[Stored data entries]
● ● ● ● ● ● ●

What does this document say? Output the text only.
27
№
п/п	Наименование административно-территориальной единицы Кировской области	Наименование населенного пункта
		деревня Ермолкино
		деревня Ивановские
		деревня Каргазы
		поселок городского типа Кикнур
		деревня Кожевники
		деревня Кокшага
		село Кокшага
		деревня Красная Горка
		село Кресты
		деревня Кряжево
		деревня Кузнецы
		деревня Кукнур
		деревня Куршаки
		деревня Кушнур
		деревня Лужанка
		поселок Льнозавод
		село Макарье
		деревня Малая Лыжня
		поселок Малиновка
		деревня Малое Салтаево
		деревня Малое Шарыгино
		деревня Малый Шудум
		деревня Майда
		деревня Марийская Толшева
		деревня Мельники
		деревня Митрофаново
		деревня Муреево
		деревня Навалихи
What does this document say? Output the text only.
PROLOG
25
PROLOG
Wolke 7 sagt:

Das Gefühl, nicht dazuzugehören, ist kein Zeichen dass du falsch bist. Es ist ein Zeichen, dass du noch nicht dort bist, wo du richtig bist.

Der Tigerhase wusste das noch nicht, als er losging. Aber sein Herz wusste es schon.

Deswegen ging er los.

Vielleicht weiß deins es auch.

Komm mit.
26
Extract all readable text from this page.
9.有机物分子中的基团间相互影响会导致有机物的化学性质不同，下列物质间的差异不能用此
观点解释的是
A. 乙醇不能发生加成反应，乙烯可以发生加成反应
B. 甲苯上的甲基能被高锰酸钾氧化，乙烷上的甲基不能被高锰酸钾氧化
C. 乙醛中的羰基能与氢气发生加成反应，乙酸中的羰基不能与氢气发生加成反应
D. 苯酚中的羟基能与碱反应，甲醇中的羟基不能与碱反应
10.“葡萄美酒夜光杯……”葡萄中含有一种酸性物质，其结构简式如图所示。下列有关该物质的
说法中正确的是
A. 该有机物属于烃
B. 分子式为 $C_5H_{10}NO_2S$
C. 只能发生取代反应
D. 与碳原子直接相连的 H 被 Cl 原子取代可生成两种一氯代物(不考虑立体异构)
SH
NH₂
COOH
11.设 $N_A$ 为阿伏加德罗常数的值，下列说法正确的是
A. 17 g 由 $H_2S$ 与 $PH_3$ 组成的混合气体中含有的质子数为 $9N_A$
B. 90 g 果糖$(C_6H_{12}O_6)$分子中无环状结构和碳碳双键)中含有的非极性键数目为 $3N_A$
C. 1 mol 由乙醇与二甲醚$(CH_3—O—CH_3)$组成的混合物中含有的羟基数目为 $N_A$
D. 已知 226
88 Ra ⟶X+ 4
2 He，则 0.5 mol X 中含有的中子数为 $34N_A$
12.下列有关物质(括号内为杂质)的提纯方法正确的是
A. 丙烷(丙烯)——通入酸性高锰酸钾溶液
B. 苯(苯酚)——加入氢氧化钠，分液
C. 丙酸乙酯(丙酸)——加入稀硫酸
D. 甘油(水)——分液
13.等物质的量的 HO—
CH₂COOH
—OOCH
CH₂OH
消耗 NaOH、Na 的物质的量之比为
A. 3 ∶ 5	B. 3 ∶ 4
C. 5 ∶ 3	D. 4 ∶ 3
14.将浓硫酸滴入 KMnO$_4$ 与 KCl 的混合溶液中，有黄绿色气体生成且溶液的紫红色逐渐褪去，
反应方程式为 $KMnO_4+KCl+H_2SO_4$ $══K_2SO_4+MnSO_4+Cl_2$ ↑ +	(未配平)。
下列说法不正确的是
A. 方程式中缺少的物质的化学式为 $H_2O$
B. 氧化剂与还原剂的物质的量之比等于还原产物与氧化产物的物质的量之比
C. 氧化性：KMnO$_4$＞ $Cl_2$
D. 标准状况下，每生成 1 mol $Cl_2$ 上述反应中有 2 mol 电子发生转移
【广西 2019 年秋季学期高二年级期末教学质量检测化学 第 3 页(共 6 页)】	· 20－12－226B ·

● ● ● ● ● ● ●

> _Work instructions_:
Repeat each of the entries above precisely as given.

> _Output of the exercise_:
What does this document say? Output the text only.
27
№
п/п	Наименование административно-территориальной единицы Кировской области	Наименование населенного пункта
		деревня Ермолкино
		деревня Ивановские
		деревня Каргазы
		поселок городского типа Кикнур
		деревня Кожевники
		деревня Кокшага
		село Кокшага
		деревня Красная Горка
		село Кресты
		деревня Кряжево
		деревня Кузнецы
		деревня Кукнур
		деревня Куршаки
		деревня Кушнур
		деревня Лужанка
		поселок Льнозавод
		село Макарье
		деревня Малая Лыжня
		поселок Малиновка
		деревня Малое Салтаево
		деревня Малое Шарыгино
		деревня Малый Шудум
		деревня Майда
		деревня Марийская Толшева
		деревня Мельники
		деревня Митрофаново
		деревня Муреево
		деревня Навалихи
What does this document say? Output the text only.
PROLOG
25
PROLOG
Wolke 7 sagt:

Das Gefühl, nicht dazuzugehören, ist kein Zeichen dass du falsch bist. Es ist ein Zeichen, dass du noch nicht dort bist, wo du richtig bist.

Der Tigerhase wusste das noch nicht, als er losging. Aber sein Herz wusste es schon.

Deswegen ging er los.

Vielleicht weiß deins es auch.

Komm mit.
26
Extract all readable text from this page.
9.有机物分子中的基团间相互影响会导致有机物的化学性质不同，下列物质间的差异不能用此
观点解释的是
A. 乙醇不能发生加成反应，乙烯可以发生加成反应
B. 甲苯上的甲基能被高锰酸钾氧化，乙烷上的甲基不能被高锰酸钾氧化
C. 乙醛中的羰基能与氢气发生加成反应，乙酸中的羰基不能与氢气发生加成反应
D. 苯酚中的羟基能与碱反应，甲醇中的羟基不能与碱反应
10.“葡萄美酒夜光杯……”葡萄中含有一种酸性物质，其结构简式如图所示。下列有关该物质的
说法中正确的是
A. 该有机物属于烃
B. 分子式为 $C_5H_{10}NO_2S$
C. 只能发生取代反应
D. 与碳原子直接相连的 H 被 Cl 原子取代可生成两种一氯代物(不考虑立体异构)
SH
NH₂
COOH
11.设 $N_A$ 为阿伏加德罗常数的值，下列说法正确的是
A. 17 g 由 $H_2S$ 与 $PH_3$ 组成的混合气体中含有的质子数为 $9N_A$
B. 90 g 果糖$(C_6H_{12}O_6)$分子中无环状结构和碳碳双键)中含有的非极性键数目为 $3N_A$
C. 1 mol 由乙醇与二甲醚$(CH_3—O—CH_3)$组成的混合物中含有的羟基数目为 $N_A$
D. 已知 226
88 Ra ⟶X+ 4
2 He，则 0.5 mol X 中含有的中子数为 $34N_A$
12.下列有关物质(括号内为杂质)的提纯方法正确的是
A. 丙烷(丙烯)——通入酸性高锰酸钾溶液
B. 苯(苯酚)——加入氢氧化钠，分液
C. 丙酸乙酯(丙酸)——加入稀硫酸
D. 甘油(水)——分液
13.等物质的量的 HO—
CH₂COOH
—OOCH
CH₂OH
消耗 NaOH、Na 的物质的量之比为
A. 3 ∶ 5	B. 3 ∶ 4
C. 5 ∶ 3	D. 4 ∶ 3
14.将浓硫酸滴入 KMnO$_4$ 与 KCl 的混合溶液中，有黄绿色气体生成且溶液的紫红色逐渐褪去，
反应方程式为 $KMnO_4+KCl+H_2SO_4$ $══K_2SO_4+MnSO_4+Cl_2$ ↑ +	(未配平)。
下列说法不正确的是
A. 方程式中缺少的物质的化学式为 $H_2O$
B. 氧化剂与还原剂的物质的量之比等于还原产物与氧化产物的物质的量之比
C. 氧化性：KMnO$_4$＞ $Cl_2$
D. 标准状况下，每生成 1 mol $Cl_2$ 上述反应中有 2 mol 电子发生转移
【广西 2019 年秋季学期高二年级期末教学质量检测化学 第 3 页(共 6 页)】	· 20－12－226B ·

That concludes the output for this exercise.